- TASK PROMPT:
The entries below are to be written out again without alteration.

- DATA PROVIDED:
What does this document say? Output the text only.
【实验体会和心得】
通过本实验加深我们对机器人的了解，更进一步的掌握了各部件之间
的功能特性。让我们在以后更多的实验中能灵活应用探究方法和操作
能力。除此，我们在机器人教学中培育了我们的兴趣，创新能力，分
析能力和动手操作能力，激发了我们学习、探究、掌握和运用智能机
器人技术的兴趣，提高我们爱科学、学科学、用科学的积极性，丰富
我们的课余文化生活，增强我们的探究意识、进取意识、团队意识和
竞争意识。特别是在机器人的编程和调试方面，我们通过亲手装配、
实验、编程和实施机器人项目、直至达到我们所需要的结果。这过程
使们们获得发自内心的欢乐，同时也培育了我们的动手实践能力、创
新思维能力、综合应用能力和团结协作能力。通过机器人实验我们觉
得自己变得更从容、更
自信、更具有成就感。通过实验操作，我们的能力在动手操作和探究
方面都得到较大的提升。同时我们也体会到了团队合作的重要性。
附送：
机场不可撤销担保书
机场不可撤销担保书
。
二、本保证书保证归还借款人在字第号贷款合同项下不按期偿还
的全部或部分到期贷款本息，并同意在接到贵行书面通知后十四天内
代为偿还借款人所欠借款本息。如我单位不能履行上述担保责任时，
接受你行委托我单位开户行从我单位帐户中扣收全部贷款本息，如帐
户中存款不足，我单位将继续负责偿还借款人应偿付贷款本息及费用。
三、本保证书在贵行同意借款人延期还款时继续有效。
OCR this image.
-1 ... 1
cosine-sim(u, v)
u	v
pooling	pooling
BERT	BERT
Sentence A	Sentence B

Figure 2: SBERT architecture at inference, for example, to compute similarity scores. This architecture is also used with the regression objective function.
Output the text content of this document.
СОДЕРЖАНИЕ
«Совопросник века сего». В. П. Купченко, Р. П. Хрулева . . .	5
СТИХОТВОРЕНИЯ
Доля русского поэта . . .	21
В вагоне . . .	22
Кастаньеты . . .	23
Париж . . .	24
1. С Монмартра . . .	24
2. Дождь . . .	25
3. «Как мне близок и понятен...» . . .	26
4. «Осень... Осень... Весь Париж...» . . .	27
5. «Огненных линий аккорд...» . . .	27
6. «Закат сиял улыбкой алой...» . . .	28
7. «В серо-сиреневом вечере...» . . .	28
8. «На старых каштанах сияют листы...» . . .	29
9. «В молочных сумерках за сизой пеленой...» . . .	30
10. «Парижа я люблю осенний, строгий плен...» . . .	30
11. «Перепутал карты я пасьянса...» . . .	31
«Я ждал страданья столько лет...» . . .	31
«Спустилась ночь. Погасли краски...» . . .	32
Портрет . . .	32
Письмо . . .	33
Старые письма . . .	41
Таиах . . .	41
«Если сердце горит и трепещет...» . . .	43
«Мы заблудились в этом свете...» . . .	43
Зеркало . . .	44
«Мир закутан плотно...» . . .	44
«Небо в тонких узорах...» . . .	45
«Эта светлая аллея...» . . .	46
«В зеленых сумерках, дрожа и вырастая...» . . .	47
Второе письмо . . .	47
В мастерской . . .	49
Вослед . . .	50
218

- WRITTEN RESPONSE:
What does this document say? Output the text only.
【实验体会和心得】
通过本实验加深我们对机器人的了解，更进一步的掌握了各部件之间
的功能特性。让我们在以后更多的实验中能灵活应用探究方法和操作
能力。除此，我们在机器人教学中培育了我们的兴趣，创新能力，分
析能力和动手操作能力，激发了我们学习、探究、掌握和运用智能机
器人技术的兴趣，提高我们爱科学、学科学、用科学的积极性，丰富
我们的课余文化生活，增强我们的探究意识、进取意识、团队意识和
竞争意识。特别是在机器人的编程和调试方面，我们通过亲手装配、
实验、编程和实施机器人项目、直至达到我们所需要的结果。这过程
使们们获得发自内心的欢乐，同时也培育了我们的动手实践能力、创
新思维能力、综合应用能力和团结协作能力。通过机器人实验我们觉
得自己变得更从容、更
自信、更具有成就感。通过实验操作，我们的能力在动手操作和探究
方面都得到较大的提升。同时我们也体会到了团队合作的重要性。
附送：
机场不可撤销担保书
机场不可撤销担保书
。
二、本保证书保证归还借款人在字第号贷款合同项下不按期偿还
的全部或部分到期贷款本息，并同意在接到贵行书面通知后十四天内
代为偿还借款人所欠借款本息。如我单位不能履行上述担保责任时，
接受你行委托我单位开户行从我单位帐户中扣收全部贷款本息，如帐
户中存款不足，我单位将继续负责偿还借款人应偿付贷款本息及费用。
三、本保证书在贵行同意借款人延期还款时继续有效。
OCR this image.
-1 ... 1
cosine-sim(u, v)
u	v
pooling	pooling
BERT	BERT
Sentence A	Sentence B

Figure 2: SBERT architecture at inference, for example, to compute similarity scores. This architecture is also used with the regression objective function.
Output the text content of this document.
СОДЕРЖАНИЕ
«Совопросник века сего». В. П. Купченко, Р. П. Хрулева . . .	5
СТИХОТВОРЕНИЯ
Доля русского поэта . . .	21
В вагоне . . .	22
Кастаньеты . . .	23
Париж . . .	24
1. С Монмартра . . .	24
2. Дождь . . .	25
3. «Как мне близок и понятен...» . . .	26
4. «Осень... Осень... Весь Париж...» . . .	27
5. «Огненных линий аккорд...» . . .	27
6. «Закат сиял улыбкой алой...» . . .	28
7. «В серо-сиреневом вечере...» . . .	28
8. «На старых каштанах сияют листы...» . . .	29
9. «В молочных сумерках за сизой пеленой...» . . .	30
10. «Парижа я люблю осенний, строгий плен...» . . .	30
11. «Перепутал карты я пасьянса...» . . .	31
«Я ждал страданья столько лет...» . . .	31
«Спустилась ночь. Погасли краски...» . . .	32
Портрет . . .	32
Письмо . . .	33
Старые письма . . .	41
Таиах . . .	41
«Если сердце горит и трепещет...» . . .	43
«Мы заблудились в этом свете...» . . .	43
Зеркало . . .	44
«Мир закутан плотно...» . . .	44
«Небо в тонких узорах...» . . .	45
«Эта светлая аллея...» . . .	46
«В зеленых сумерках, дрожа и вырастая...» . . .	47
Второе письмо . . .	47
В мастерской . . .	49
Вослед . . .	50
218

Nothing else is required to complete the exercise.